▸ **Available data**:
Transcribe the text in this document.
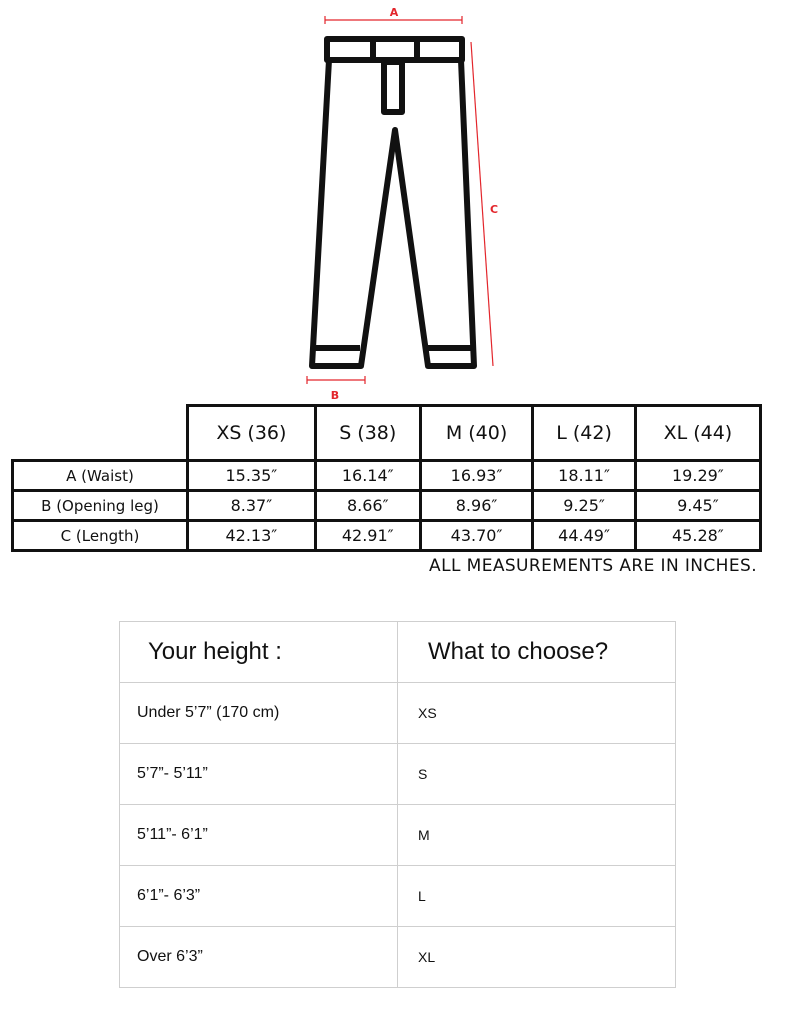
A
C
B
	XS (36)	S (38)	M (40)	L (42)	XL (44)
A (Waist)	15.35″	16.14″	16.93″	18.11″	19.29″
B (Opening leg)	8.37″	8.66″	8.96″	9.25″	9.45″
C (Length)	42.13″	42.91″	43.70″	44.49″	45.28″
ALL MEASUREMENTS ARE IN INCHES.
Your height :	What to choose?
Under 5’7” (170 cm)	XS
5’7”- 5’11”	S
5’11”- 6’1”	M
6’1”- 6’3”	L
Over 6’3”	XL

▸ **Problem to work on**:
Drop the pictures and reproduce the rest of the entries above exactly.

▸ **Solution to this task**:
Transcribe the text in this document.
A
C
B
	XS (36)	S (38)	M (40)	L (42)	XL (44)
A (Waist)	15.35″	16.14″	16.93″	18.11″	19.29″
B (Opening leg)	8.37″	8.66″	8.96″	9.25″	9.45″
C (Length)	42.13″	42.91″	43.70″	44.49″	45.28″
ALL MEASUREMENTS ARE IN INCHES.
Your height :	What to choose?
Under 5’7” (170 cm)	XS
5’7”- 5’11”	S
5’11”- 6’1”	M
6’1”- 6’3”	L
Over 6’3”	XL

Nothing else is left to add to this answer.